▶ _BRIEF_
Find the lines holding the word "type" and collect them.

▶ _INPUT ROWS_
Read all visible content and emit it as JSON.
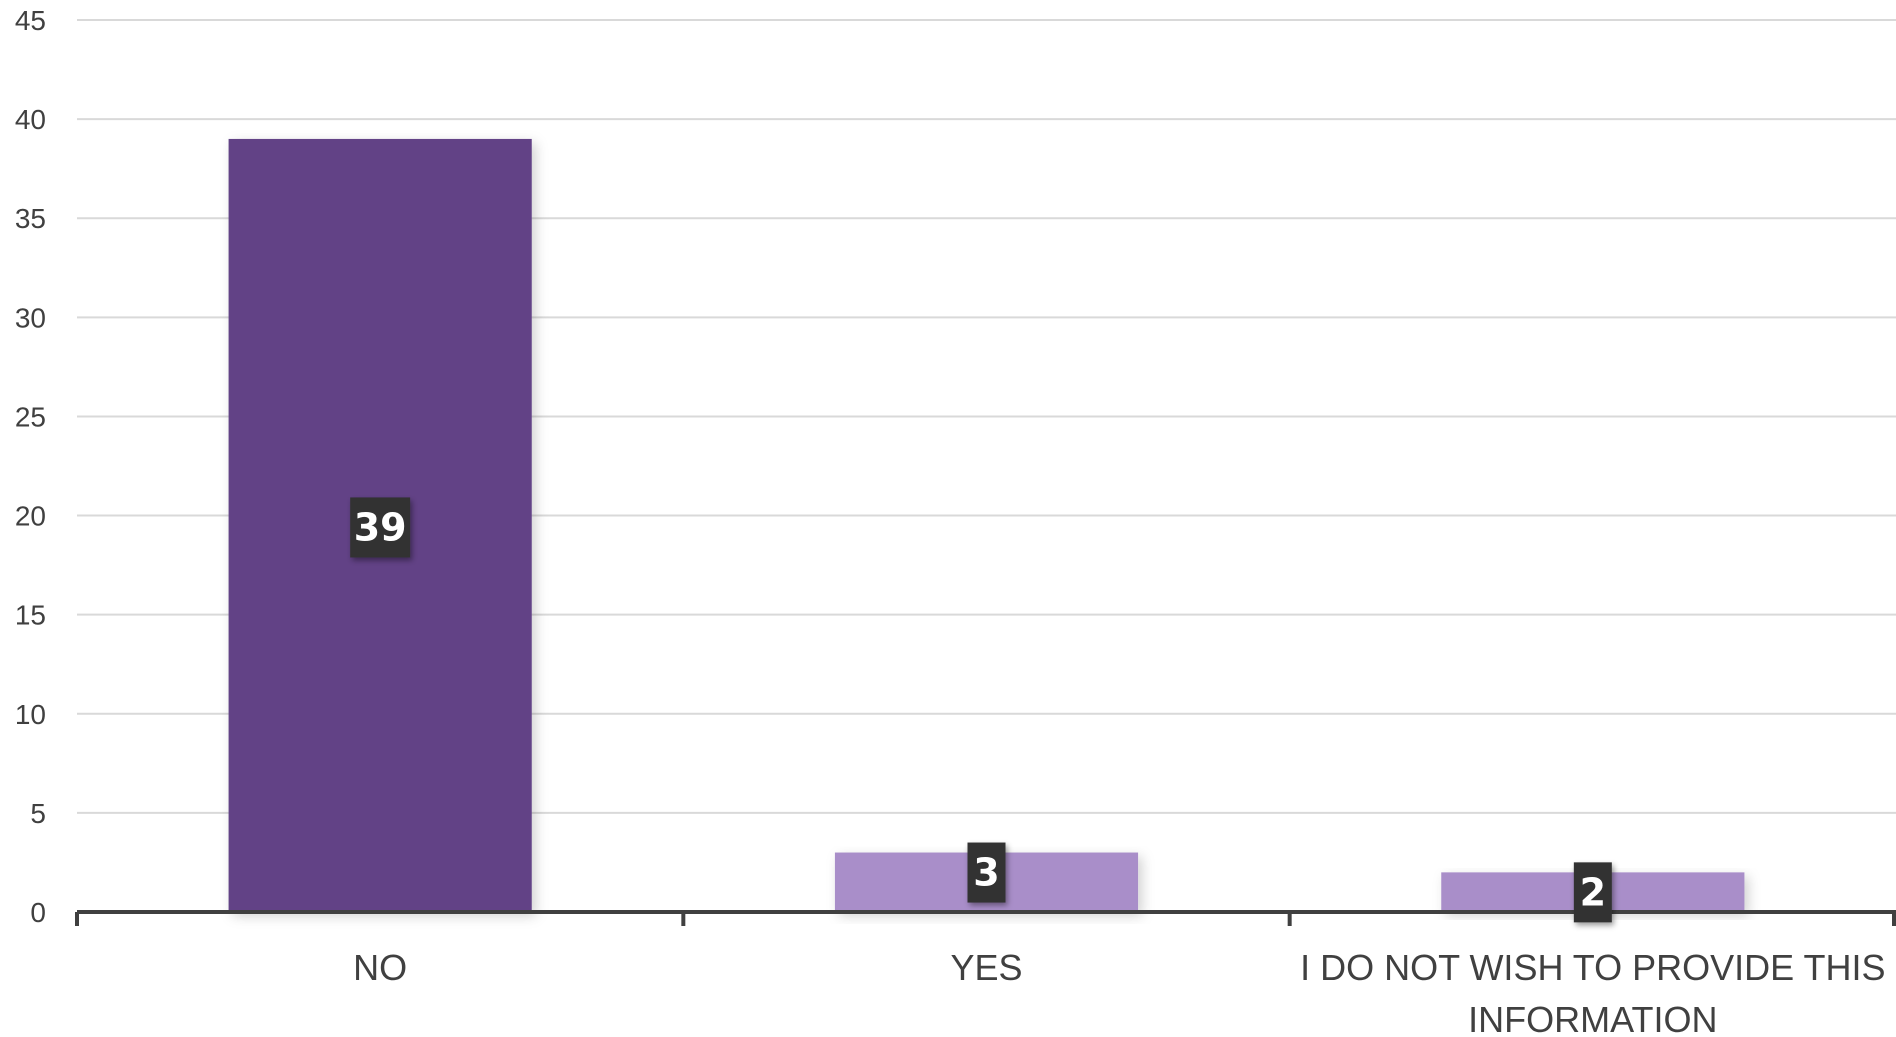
{
  "chart_data": {
    "type": "bar",
    "categories": [
      "NO",
      "YES",
      "I DO NOT WISH TO PROVIDE THIS INFORMATION"
    ],
    "category_lines": [
      [
        "NO"
      ],
      [
        "YES"
      ],
      [
        "I DO NOT WISH TO PROVIDE THIS",
        "INFORMATION"
      ]
    ],
    "values": [
      39,
      3,
      2
    ],
    "data_labels": [
      "39",
      "3",
      "2"
    ],
    "ylim": [
      0,
      45
    ],
    "yticks": [
      "0",
      "5",
      "10",
      "15",
      "20",
      "25",
      "30",
      "35",
      "40",
      "45"
    ],
    "grid": true,
    "title": "",
    "xlabel": "",
    "ylabel": "",
    "colors": {
      "highlight_bar": "#624386",
      "bar": "#a98ec9",
      "label_box": "#333333",
      "grid": "#d9d9d9",
      "axis": "#404040"
    }
  }
}
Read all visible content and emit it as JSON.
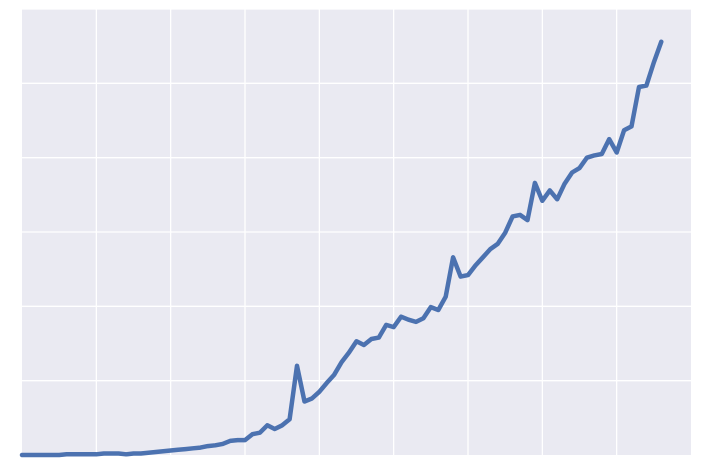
{
  "colors": {
    "background": "#ffffff",
    "plot_background": "#eaeaf2",
    "grid": "#ffffff",
    "line": "#4c72b0"
  },
  "chart_data": {
    "type": "line",
    "title": "",
    "xlabel": "",
    "ylabel": "",
    "grid": true,
    "legend": "none",
    "xlim": [
      0,
      90
    ],
    "ylim": [
      0,
      6
    ],
    "x_gridlines": [
      10,
      20,
      30,
      40,
      50,
      60,
      70,
      80
    ],
    "y_gridlines": [
      1,
      2,
      3,
      4,
      5,
      6
    ],
    "series": [
      {
        "x": [
          0,
          1,
          2,
          3,
          4,
          5,
          6,
          7,
          8,
          9,
          10,
          11,
          12,
          13,
          14,
          15,
          16,
          17,
          18,
          19,
          20,
          21,
          22,
          23,
          24,
          25,
          26,
          27,
          28,
          29,
          30,
          31,
          32,
          33,
          34,
          35,
          36,
          37,
          38,
          39,
          40,
          41,
          42,
          43,
          44,
          45,
          46,
          47,
          48,
          49,
          50,
          51,
          52,
          53,
          54,
          55,
          56,
          57,
          58,
          59,
          60,
          61,
          62,
          63,
          64,
          65,
          66,
          67,
          68,
          69,
          70,
          71,
          72,
          73,
          74,
          75,
          76,
          77,
          78,
          79,
          80,
          81,
          82,
          83,
          84,
          85,
          86
        ],
        "values": [
          0.0,
          0.0,
          0.0,
          0.0,
          0.0,
          0.0,
          0.01,
          0.01,
          0.01,
          0.01,
          0.01,
          0.02,
          0.02,
          0.02,
          0.01,
          0.02,
          0.02,
          0.03,
          0.04,
          0.05,
          0.06,
          0.07,
          0.08,
          0.09,
          0.1,
          0.12,
          0.13,
          0.15,
          0.19,
          0.2,
          0.2,
          0.28,
          0.3,
          0.4,
          0.35,
          0.4,
          0.48,
          1.2,
          0.72,
          0.76,
          0.85,
          0.97,
          1.08,
          1.25,
          1.38,
          1.53,
          1.48,
          1.56,
          1.58,
          1.75,
          1.72,
          1.86,
          1.82,
          1.79,
          1.84,
          1.99,
          1.95,
          2.13,
          2.66,
          2.4,
          2.42,
          2.55,
          2.66,
          2.77,
          2.84,
          2.99,
          3.21,
          3.23,
          3.16,
          3.66,
          3.42,
          3.56,
          3.44,
          3.65,
          3.8,
          3.86,
          4.0,
          4.03,
          4.05,
          4.25,
          4.07,
          4.37,
          4.42,
          4.95,
          4.97,
          5.28,
          5.56
        ]
      }
    ]
  }
}
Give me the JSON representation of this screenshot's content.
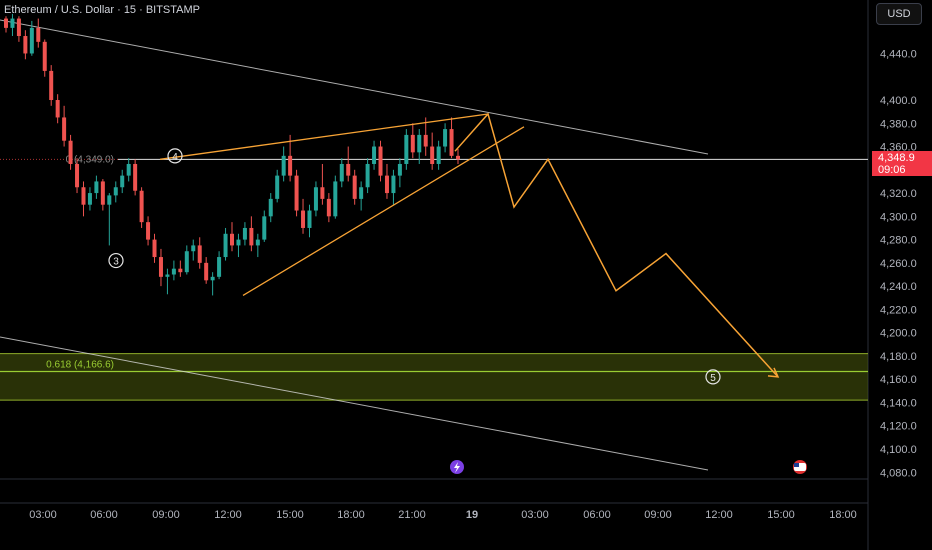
{
  "header": {
    "title": "Ethereum / U.S. Dollar · 15 · BITSTAMP",
    "currency_button": "USD"
  },
  "price_badge": {
    "price": "4,348.9",
    "countdown": "09:06"
  },
  "colors": {
    "up": "#26a69a",
    "down": "#ef5350",
    "projection": "#f7a335",
    "zone": "#5b6b12",
    "zone_line": "#9acd32",
    "trendline": "#d8d8d8",
    "badge": "#f23645"
  },
  "chart_data": {
    "type": "candlestick",
    "symbol": "Ethereum / U.S. Dollar",
    "interval": "15",
    "exchange": "BITSTAMP",
    "ylim": [
      4073,
      4475
    ],
    "y_ticks": [
      4080.0,
      4100.0,
      4120.0,
      4140.0,
      4160.0,
      4180.0,
      4200.0,
      4220.0,
      4240.0,
      4260.0,
      4280.0,
      4300.0,
      4320.0,
      4340.0,
      4360.0,
      4380.0,
      4400.0,
      4440.0
    ],
    "x_ticks": [
      "03:00",
      "06:00",
      "09:00",
      "12:00",
      "15:00",
      "18:00",
      "21:00",
      "19",
      "03:00",
      "06:00",
      "09:00",
      "12:00",
      "15:00",
      "18:00"
    ],
    "candles": [
      [
        4470,
        4472,
        4458,
        4462
      ],
      [
        4462,
        4474,
        4455,
        4470
      ],
      [
        4470,
        4472,
        4450,
        4455
      ],
      [
        4455,
        4460,
        4435,
        4440
      ],
      [
        4440,
        4468,
        4438,
        4462
      ],
      [
        4462,
        4470,
        4445,
        4450
      ],
      [
        4450,
        4452,
        4420,
        4425
      ],
      [
        4425,
        4430,
        4395,
        4400
      ],
      [
        4400,
        4405,
        4380,
        4385
      ],
      [
        4385,
        4395,
        4360,
        4365
      ],
      [
        4365,
        4370,
        4340,
        4345
      ],
      [
        4345,
        4350,
        4320,
        4325
      ],
      [
        4325,
        4330,
        4300,
        4310
      ],
      [
        4310,
        4325,
        4305,
        4320
      ],
      [
        4320,
        4335,
        4315,
        4330
      ],
      [
        4330,
        4332,
        4305,
        4310
      ],
      [
        4310,
        4320,
        4275,
        4318
      ],
      [
        4318,
        4330,
        4312,
        4325
      ],
      [
        4325,
        4340,
        4320,
        4335
      ],
      [
        4335,
        4350,
        4330,
        4345
      ],
      [
        4345,
        4349,
        4318,
        4322
      ],
      [
        4322,
        4325,
        4290,
        4295
      ],
      [
        4295,
        4300,
        4275,
        4280
      ],
      [
        4280,
        4285,
        4260,
        4265
      ],
      [
        4265,
        4272,
        4240,
        4248
      ],
      [
        4248,
        4255,
        4233,
        4250
      ],
      [
        4250,
        4262,
        4245,
        4255
      ],
      [
        4255,
        4262,
        4248,
        4252
      ],
      [
        4252,
        4275,
        4250,
        4270
      ],
      [
        4270,
        4280,
        4262,
        4275
      ],
      [
        4275,
        4282,
        4255,
        4260
      ],
      [
        4260,
        4265,
        4242,
        4245
      ],
      [
        4245,
        4252,
        4232,
        4248
      ],
      [
        4248,
        4270,
        4246,
        4265
      ],
      [
        4265,
        4290,
        4262,
        4285
      ],
      [
        4285,
        4295,
        4270,
        4275
      ],
      [
        4275,
        4285,
        4265,
        4280
      ],
      [
        4280,
        4295,
        4275,
        4290
      ],
      [
        4290,
        4300,
        4270,
        4275
      ],
      [
        4275,
        4285,
        4265,
        4280
      ],
      [
        4280,
        4305,
        4278,
        4300
      ],
      [
        4300,
        4320,
        4295,
        4315
      ],
      [
        4315,
        4340,
        4312,
        4335
      ],
      [
        4335,
        4360,
        4330,
        4352
      ],
      [
        4352,
        4370,
        4330,
        4335
      ],
      [
        4335,
        4340,
        4300,
        4305
      ],
      [
        4305,
        4315,
        4285,
        4290
      ],
      [
        4290,
        4310,
        4282,
        4305
      ],
      [
        4305,
        4330,
        4300,
        4325
      ],
      [
        4325,
        4345,
        4310,
        4315
      ],
      [
        4315,
        4320,
        4295,
        4300
      ],
      [
        4300,
        4335,
        4298,
        4330
      ],
      [
        4330,
        4350,
        4325,
        4345
      ],
      [
        4345,
        4360,
        4330,
        4335
      ],
      [
        4335,
        4340,
        4310,
        4315
      ],
      [
        4315,
        4330,
        4305,
        4325
      ],
      [
        4325,
        4350,
        4320,
        4345
      ],
      [
        4345,
        4365,
        4340,
        4360
      ],
      [
        4360,
        4365,
        4330,
        4335
      ],
      [
        4335,
        4345,
        4315,
        4320
      ],
      [
        4320,
        4340,
        4310,
        4335
      ],
      [
        4335,
        4350,
        4325,
        4345
      ],
      [
        4345,
        4375,
        4340,
        4370
      ],
      [
        4370,
        4380,
        4350,
        4355
      ],
      [
        4355,
        4375,
        4345,
        4370
      ],
      [
        4370,
        4385,
        4352,
        4360
      ],
      [
        4360,
        4372,
        4340,
        4345
      ],
      [
        4345,
        4365,
        4340,
        4360
      ],
      [
        4360,
        4380,
        4355,
        4375
      ],
      [
        4375,
        4385,
        4350,
        4352
      ],
      [
        4352,
        4358,
        4345,
        4349
      ]
    ],
    "current_price": 4348.9,
    "price_line": 4349.0,
    "fib_levels": [
      {
        "label": "0 (4,349.0)",
        "value": 4349.0
      },
      {
        "label": "0.618 (4,166.6)",
        "value": 4166.6
      }
    ],
    "target_zone": [
      4142,
      4182
    ],
    "wave_labels": [
      {
        "label": "④",
        "price": 4352
      },
      {
        "label": "③",
        "price": 4262
      },
      {
        "label": "⑤",
        "price": 4162
      }
    ],
    "projection_path": [
      4388,
      4308,
      4349,
      4236,
      4268,
      4162
    ]
  }
}
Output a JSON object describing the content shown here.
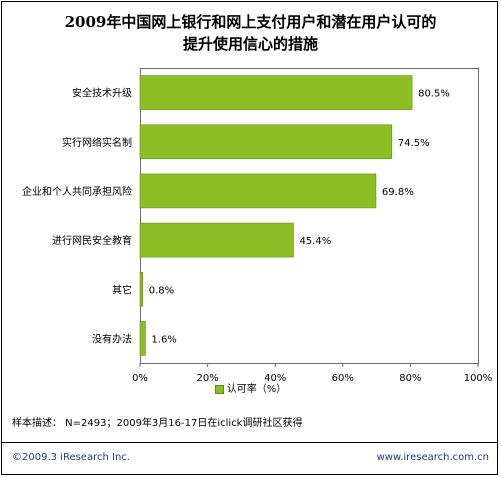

▶ _TASK OUTPUT_
    "type": "bar",
    "type": "line",
    "type": "candlestick",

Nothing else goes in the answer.